→ WORK TO DO:
Reproduce every line of the listing that follows, with no changes of any kind.

Box coordinate listings
★ ★ ★ ★ ★ ★ ★

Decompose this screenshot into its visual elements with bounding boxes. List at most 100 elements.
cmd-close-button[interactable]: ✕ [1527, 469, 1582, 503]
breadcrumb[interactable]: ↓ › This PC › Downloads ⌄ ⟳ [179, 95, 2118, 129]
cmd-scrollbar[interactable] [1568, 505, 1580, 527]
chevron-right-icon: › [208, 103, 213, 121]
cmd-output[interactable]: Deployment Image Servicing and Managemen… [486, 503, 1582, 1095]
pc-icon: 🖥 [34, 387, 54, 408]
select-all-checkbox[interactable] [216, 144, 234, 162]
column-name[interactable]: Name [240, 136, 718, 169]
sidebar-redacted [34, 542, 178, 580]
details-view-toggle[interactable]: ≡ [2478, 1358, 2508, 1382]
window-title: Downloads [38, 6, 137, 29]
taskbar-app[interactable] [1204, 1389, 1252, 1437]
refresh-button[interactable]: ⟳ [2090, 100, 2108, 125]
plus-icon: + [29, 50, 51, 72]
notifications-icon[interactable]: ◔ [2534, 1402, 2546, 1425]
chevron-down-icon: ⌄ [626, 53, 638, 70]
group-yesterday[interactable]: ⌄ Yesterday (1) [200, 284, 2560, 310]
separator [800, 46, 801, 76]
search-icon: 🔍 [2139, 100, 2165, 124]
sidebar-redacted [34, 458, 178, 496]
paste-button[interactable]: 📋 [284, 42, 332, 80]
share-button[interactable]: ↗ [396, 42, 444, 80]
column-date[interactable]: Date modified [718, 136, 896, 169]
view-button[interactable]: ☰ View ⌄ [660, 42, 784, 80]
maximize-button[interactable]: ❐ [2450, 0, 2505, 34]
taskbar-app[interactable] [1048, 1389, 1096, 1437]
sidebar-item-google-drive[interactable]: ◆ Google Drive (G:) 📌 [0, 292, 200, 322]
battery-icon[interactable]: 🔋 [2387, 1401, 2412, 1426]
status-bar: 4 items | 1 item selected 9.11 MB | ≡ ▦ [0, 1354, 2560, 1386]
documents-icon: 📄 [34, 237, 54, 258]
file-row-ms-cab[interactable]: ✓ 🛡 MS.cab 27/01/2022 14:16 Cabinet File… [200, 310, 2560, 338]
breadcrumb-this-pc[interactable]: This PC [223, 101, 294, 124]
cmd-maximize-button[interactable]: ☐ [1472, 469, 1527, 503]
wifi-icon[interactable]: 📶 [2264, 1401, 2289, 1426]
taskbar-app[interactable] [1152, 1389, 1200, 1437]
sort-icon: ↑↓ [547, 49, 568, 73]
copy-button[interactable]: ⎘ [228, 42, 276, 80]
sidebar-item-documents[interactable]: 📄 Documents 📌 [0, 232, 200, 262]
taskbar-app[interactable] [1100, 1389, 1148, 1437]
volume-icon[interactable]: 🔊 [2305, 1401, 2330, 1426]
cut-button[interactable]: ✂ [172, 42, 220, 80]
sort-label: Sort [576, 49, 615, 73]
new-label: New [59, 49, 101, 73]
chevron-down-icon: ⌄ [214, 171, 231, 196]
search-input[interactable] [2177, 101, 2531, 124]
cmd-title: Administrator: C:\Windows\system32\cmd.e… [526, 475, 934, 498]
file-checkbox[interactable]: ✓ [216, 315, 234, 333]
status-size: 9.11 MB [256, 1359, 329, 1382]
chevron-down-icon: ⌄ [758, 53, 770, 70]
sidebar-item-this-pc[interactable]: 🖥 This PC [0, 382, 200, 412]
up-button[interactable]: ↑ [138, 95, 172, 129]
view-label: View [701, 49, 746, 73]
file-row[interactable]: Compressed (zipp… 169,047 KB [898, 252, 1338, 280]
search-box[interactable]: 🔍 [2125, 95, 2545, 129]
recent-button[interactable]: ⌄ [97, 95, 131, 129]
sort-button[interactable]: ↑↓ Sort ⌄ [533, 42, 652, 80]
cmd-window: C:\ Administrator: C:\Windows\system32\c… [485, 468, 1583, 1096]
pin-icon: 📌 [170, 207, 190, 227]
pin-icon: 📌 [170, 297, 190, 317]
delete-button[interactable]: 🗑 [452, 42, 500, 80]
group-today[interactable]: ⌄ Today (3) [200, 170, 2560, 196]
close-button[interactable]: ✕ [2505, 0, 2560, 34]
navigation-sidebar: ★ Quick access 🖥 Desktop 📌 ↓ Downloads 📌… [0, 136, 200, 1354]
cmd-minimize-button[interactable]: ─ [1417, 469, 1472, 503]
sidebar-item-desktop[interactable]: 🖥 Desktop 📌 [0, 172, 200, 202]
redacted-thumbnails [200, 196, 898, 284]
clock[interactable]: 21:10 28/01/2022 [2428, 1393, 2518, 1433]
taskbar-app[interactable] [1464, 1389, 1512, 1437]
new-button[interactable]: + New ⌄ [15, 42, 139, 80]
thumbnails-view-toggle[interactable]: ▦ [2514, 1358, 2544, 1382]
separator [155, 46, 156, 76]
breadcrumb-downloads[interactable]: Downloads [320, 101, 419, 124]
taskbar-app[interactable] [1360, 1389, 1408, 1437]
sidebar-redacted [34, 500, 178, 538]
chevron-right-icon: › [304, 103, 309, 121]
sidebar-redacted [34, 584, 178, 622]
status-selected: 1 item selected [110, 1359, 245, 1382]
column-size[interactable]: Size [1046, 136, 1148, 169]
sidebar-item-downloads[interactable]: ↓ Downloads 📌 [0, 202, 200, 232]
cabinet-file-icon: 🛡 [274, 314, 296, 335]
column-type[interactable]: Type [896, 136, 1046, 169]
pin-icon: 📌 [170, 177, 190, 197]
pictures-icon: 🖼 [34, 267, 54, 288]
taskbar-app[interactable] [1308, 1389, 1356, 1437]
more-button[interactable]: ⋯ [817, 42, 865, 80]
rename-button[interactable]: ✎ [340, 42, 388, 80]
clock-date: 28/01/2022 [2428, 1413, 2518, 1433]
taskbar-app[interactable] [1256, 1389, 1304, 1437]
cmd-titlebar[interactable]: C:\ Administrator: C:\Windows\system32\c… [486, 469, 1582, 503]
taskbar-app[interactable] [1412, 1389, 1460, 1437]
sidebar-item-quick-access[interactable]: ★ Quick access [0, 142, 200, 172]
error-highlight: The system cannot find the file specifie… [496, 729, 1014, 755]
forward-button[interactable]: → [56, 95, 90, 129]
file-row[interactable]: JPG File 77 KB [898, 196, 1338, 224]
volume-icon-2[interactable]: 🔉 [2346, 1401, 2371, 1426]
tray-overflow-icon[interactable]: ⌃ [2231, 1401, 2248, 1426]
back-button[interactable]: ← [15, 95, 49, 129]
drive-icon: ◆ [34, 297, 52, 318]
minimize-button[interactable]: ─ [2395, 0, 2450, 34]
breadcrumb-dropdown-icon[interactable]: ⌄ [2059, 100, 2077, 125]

★ ★ ★ ★ ★ ★ ★

→ COMPLETE RESPONSE:
Decompose this screenshot into its visual elements with bounding boxes. List at most 100 elements.
cmd-close-button[interactable]: ✕ [1527, 469, 1582, 503]
breadcrumb[interactable]: ↓ › This PC › Downloads ⌄ ⟳ [179, 95, 2118, 129]
cmd-scrollbar[interactable] [1568, 505, 1580, 527]
chevron-right-icon: › [208, 103, 213, 121]
cmd-output[interactable]: Deployment Image Servicing and Managemen… [486, 503, 1582, 1095]
pc-icon: 🖥 [34, 387, 54, 408]
select-all-checkbox[interactable] [216, 144, 234, 162]
column-name[interactable]: Name [240, 136, 718, 169]
sidebar-redacted [34, 542, 178, 580]
details-view-toggle[interactable]: ≡ [2478, 1358, 2508, 1382]
window-title: Downloads [38, 6, 137, 29]
taskbar-app[interactable] [1204, 1389, 1252, 1437]
refresh-button[interactable]: ⟳ [2090, 100, 2108, 125]
plus-icon: + [29, 50, 51, 72]
notifications-icon[interactable]: ◔ [2534, 1402, 2546, 1425]
chevron-down-icon: ⌄ [626, 53, 638, 70]
group-yesterday[interactable]: ⌄ Yesterday (1) [200, 284, 2560, 310]
separator [800, 46, 801, 76]
search-icon: 🔍 [2139, 100, 2165, 124]
sidebar-redacted [34, 458, 178, 496]
paste-button[interactable]: 📋 [284, 42, 332, 80]
share-button[interactable]: ↗ [396, 42, 444, 80]
column-date[interactable]: Date modified [718, 136, 896, 169]
view-button[interactable]: ☰ View ⌄ [660, 42, 784, 80]
maximize-button[interactable]: ❐ [2450, 0, 2505, 34]
taskbar-app[interactable] [1048, 1389, 1096, 1437]
sidebar-item-google-drive[interactable]: ◆ Google Drive (G:) 📌 [0, 292, 200, 322]
battery-icon[interactable]: 🔋 [2387, 1401, 2412, 1426]
status-bar: 4 items | 1 item selected 9.11 MB | ≡ ▦ [0, 1354, 2560, 1386]
documents-icon: 📄 [34, 237, 54, 258]
file-row-ms-cab[interactable]: ✓ 🛡 MS.cab 27/01/2022 14:16 Cabinet File… [200, 310, 2560, 338]
breadcrumb-this-pc[interactable]: This PC [223, 101, 294, 124]
cmd-maximize-button[interactable]: ☐ [1472, 469, 1527, 503]
wifi-icon[interactable]: 📶 [2264, 1401, 2289, 1426]
taskbar-app[interactable] [1152, 1389, 1200, 1437]
sort-icon: ↑↓ [547, 49, 568, 73]
copy-button[interactable]: ⎘ [228, 42, 276, 80]
sidebar-item-documents[interactable]: 📄 Documents 📌 [0, 232, 200, 262]
taskbar-app[interactable] [1100, 1389, 1148, 1437]
volume-icon[interactable]: 🔊 [2305, 1401, 2330, 1426]
cut-button[interactable]: ✂ [172, 42, 220, 80]
sort-label: Sort [576, 49, 615, 73]
new-label: New [59, 49, 101, 73]
chevron-down-icon: ⌄ [214, 171, 231, 196]
search-input[interactable] [2177, 101, 2531, 124]
cmd-title: Administrator: C:\Windows\system32\cmd.e… [526, 475, 934, 498]
file-checkbox[interactable]: ✓ [216, 315, 234, 333]
status-size: 9.11 MB [256, 1359, 329, 1382]
chevron-down-icon: ⌄ [758, 53, 770, 70]
sidebar-item-this-pc[interactable]: 🖥 This PC [0, 382, 200, 412]
up-button[interactable]: ↑ [138, 95, 172, 129]
view-label: View [701, 49, 746, 73]
file-row[interactable]: Compressed (zipp… 169,047 KB [898, 252, 1338, 280]
search-box[interactable]: 🔍 [2125, 95, 2545, 129]
recent-button[interactable]: ⌄ [97, 95, 131, 129]
sort-button[interactable]: ↑↓ Sort ⌄ [533, 42, 652, 80]
cmd-window: C:\ Administrator: C:\Windows\system32\c… [485, 468, 1583, 1096]
pin-icon: 📌 [170, 207, 190, 227]
pin-icon: 📌 [170, 297, 190, 317]
delete-button[interactable]: 🗑 [452, 42, 500, 80]
group-today[interactable]: ⌄ Today (3) [200, 170, 2560, 196]
close-button[interactable]: ✕ [2505, 0, 2560, 34]
navigation-sidebar: ★ Quick access 🖥 Desktop 📌 ↓ Downloads 📌… [0, 136, 200, 1354]
cmd-minimize-button[interactable]: ─ [1417, 469, 1472, 503]
sidebar-item-desktop[interactable]: 🖥 Desktop 📌 [0, 172, 200, 202]
redacted-thumbnails [200, 196, 898, 284]
clock[interactable]: 21:10 28/01/2022 [2428, 1393, 2518, 1433]
taskbar-app[interactable] [1464, 1389, 1512, 1437]
new-button[interactable]: + New ⌄ [15, 42, 139, 80]
thumbnails-view-toggle[interactable]: ▦ [2514, 1358, 2544, 1382]
separator [155, 46, 156, 76]
breadcrumb-downloads[interactable]: Downloads [320, 101, 419, 124]
taskbar-app[interactable] [1360, 1389, 1408, 1437]
sidebar-redacted [34, 500, 178, 538]
chevron-right-icon: › [304, 103, 309, 121]
sidebar-redacted [34, 584, 178, 622]
status-selected: 1 item selected [110, 1359, 245, 1382]
column-size[interactable]: Size [1046, 136, 1148, 169]
sidebar-item-downloads[interactable]: ↓ Downloads 📌 [0, 202, 200, 232]
cabinet-file-icon: 🛡 [274, 314, 296, 335]
column-type[interactable]: Type [896, 136, 1046, 169]
pin-icon: 📌 [170, 177, 190, 197]
pictures-icon: 🖼 [34, 267, 54, 288]
taskbar-app[interactable] [1308, 1389, 1356, 1437]
more-button[interactable]: ⋯ [817, 42, 865, 80]
rename-button[interactable]: ✎ [340, 42, 388, 80]
clock-date: 28/01/2022 [2428, 1413, 2518, 1433]
taskbar-app[interactable] [1256, 1389, 1304, 1437]
cmd-titlebar[interactable]: C:\ Administrator: C:\Windows\system32\c… [486, 469, 1582, 503]
taskbar-app[interactable] [1412, 1389, 1460, 1437]
sidebar-item-quick-access[interactable]: ★ Quick access [0, 142, 200, 172]
error-highlight: The system cannot find the file specifie… [496, 729, 1014, 755]
forward-button[interactable]: → [56, 95, 90, 129]
file-row[interactable]: JPG File 77 KB [898, 196, 1338, 224]
volume-icon-2[interactable]: 🔉 [2346, 1401, 2371, 1426]
tray-overflow-icon[interactable]: ⌃ [2231, 1401, 2248, 1426]
back-button[interactable]: ← [15, 95, 49, 129]
drive-icon: ◆ [34, 297, 52, 318]
minimize-button[interactable]: ─ [2395, 0, 2450, 34]
breadcrumb-dropdown-icon[interactable]: ⌄ [2059, 100, 2077, 125]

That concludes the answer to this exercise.